◆ **Goal of the exercise**
Output all the entries word for word. Omit the pictures.

········

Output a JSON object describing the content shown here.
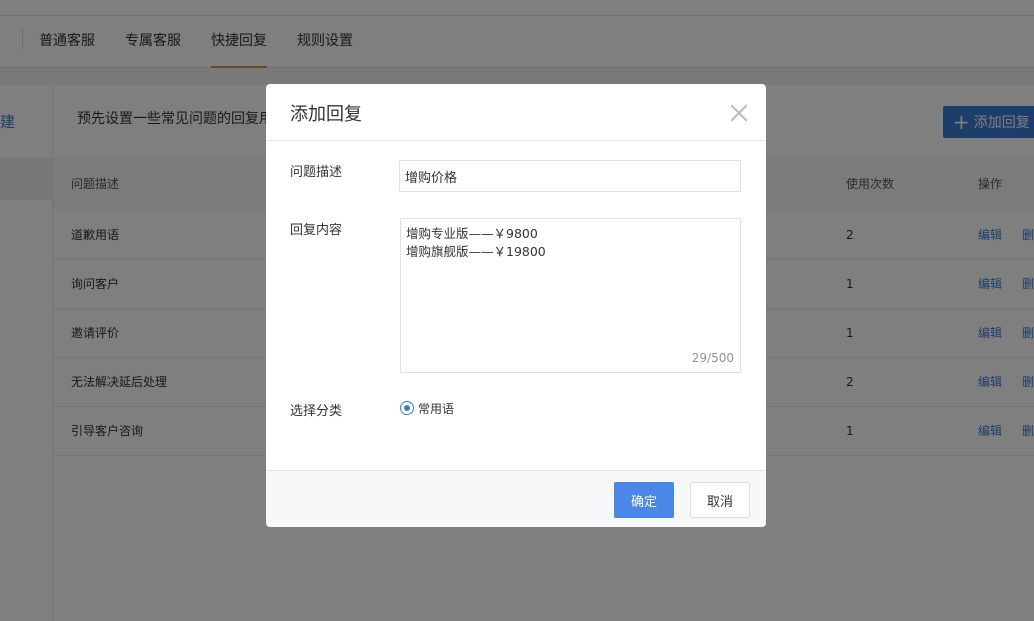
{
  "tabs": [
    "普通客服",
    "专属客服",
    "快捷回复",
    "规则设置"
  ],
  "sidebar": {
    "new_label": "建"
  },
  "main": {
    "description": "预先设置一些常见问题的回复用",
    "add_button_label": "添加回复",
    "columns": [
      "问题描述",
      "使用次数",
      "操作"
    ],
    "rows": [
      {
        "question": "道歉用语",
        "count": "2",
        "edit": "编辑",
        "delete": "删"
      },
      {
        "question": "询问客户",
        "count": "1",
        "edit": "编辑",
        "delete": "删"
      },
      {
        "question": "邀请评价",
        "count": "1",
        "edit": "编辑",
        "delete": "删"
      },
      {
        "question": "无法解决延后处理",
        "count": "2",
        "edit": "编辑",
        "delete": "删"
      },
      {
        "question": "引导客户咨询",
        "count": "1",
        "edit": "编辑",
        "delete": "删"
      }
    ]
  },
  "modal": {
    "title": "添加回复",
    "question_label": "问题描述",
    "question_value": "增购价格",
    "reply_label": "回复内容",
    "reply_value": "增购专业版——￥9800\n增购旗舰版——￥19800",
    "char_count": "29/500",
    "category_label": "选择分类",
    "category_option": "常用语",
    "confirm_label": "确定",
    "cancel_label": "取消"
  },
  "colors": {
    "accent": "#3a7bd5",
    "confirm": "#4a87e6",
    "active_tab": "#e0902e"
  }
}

········

◆ **Task response**
Output a JSON object describing the content shown here.
{
  "tabs": [
    "普通客服",
    "专属客服",
    "快捷回复",
    "规则设置"
  ],
  "sidebar": {
    "new_label": "建"
  },
  "main": {
    "description": "预先设置一些常见问题的回复用",
    "add_button_label": "添加回复",
    "columns": [
      "问题描述",
      "使用次数",
      "操作"
    ],
    "rows": [
      {
        "question": "道歉用语",
        "count": "2",
        "edit": "编辑",
        "delete": "删"
      },
      {
        "question": "询问客户",
        "count": "1",
        "edit": "编辑",
        "delete": "删"
      },
      {
        "question": "邀请评价",
        "count": "1",
        "edit": "编辑",
        "delete": "删"
      },
      {
        "question": "无法解决延后处理",
        "count": "2",
        "edit": "编辑",
        "delete": "删"
      },
      {
        "question": "引导客户咨询",
        "count": "1",
        "edit": "编辑",
        "delete": "删"
      }
    ]
  },
  "modal": {
    "title": "添加回复",
    "question_label": "问题描述",
    "question_value": "增购价格",
    "reply_label": "回复内容",
    "reply_value": "增购专业版——￥9800\n增购旗舰版——￥19800",
    "char_count": "29/500",
    "category_label": "选择分类",
    "category_option": "常用语",
    "confirm_label": "确定",
    "cancel_label": "取消"
  },
  "colors": {
    "accent": "#3a7bd5",
    "confirm": "#4a87e6",
    "active_tab": "#e0902e"
  }
}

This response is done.